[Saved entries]
[BEGIN]
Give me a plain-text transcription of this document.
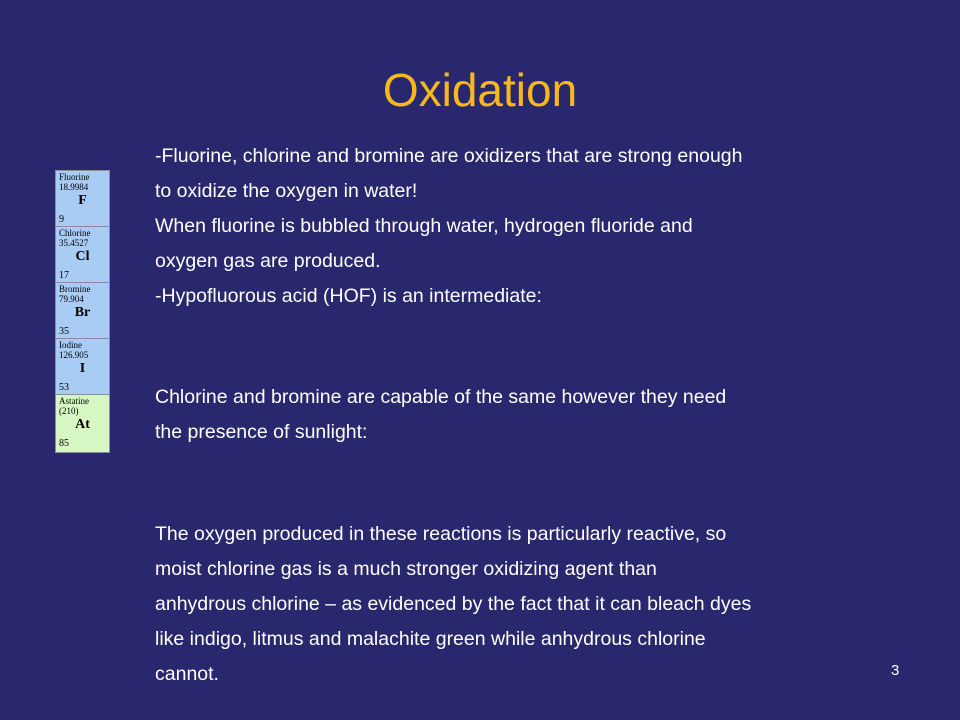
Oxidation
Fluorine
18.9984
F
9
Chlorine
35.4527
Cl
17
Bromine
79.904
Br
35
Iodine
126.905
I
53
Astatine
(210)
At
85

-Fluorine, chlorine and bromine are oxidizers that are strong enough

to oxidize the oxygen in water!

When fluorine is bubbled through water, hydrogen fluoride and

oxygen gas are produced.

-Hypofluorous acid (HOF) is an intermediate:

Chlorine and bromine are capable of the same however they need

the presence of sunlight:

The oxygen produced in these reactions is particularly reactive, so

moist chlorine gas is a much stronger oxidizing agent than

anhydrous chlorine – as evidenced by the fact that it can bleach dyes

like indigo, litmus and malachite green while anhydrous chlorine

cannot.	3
[END]
[BEGIN]
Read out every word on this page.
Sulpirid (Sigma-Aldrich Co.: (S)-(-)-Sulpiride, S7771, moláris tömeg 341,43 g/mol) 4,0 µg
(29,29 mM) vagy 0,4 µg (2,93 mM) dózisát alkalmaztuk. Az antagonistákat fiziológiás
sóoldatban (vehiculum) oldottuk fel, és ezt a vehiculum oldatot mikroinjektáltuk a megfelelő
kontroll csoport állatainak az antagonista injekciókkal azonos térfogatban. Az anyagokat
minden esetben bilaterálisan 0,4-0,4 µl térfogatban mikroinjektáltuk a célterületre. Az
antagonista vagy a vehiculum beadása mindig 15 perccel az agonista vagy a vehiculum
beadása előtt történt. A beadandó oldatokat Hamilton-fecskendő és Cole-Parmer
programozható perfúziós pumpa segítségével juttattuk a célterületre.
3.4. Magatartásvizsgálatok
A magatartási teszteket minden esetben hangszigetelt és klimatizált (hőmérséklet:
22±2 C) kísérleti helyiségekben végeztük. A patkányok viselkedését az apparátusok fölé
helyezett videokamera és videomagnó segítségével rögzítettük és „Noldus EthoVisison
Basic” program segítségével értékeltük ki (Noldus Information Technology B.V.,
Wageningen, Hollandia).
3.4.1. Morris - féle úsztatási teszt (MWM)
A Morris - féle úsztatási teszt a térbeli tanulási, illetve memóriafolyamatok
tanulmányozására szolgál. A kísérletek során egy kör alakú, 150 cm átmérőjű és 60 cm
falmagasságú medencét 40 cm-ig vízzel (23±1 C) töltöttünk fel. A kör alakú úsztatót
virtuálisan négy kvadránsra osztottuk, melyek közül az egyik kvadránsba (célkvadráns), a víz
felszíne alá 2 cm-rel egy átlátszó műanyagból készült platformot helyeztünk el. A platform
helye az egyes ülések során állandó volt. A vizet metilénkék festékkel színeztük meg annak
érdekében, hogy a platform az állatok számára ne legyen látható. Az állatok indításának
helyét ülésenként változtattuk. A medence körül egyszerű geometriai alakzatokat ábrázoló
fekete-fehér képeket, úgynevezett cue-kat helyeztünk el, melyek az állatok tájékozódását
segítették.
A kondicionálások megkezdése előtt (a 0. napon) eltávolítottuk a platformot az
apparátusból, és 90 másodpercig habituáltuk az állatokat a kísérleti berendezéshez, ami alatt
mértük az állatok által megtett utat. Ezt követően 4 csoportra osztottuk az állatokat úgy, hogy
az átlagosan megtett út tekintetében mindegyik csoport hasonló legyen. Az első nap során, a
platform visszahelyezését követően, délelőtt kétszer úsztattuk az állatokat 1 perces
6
[END]
Task directions →
For each line above that contains the word "térfogatban", copy that line.

Solution to this task →
kontroll csoport állatainak az antagonista injekciókkal azonos térfogatban. Az anyagokat
minden esetben bilaterálisan 0,4-0,4 µl térfogatban mikroinjektáltuk a célterületre. Az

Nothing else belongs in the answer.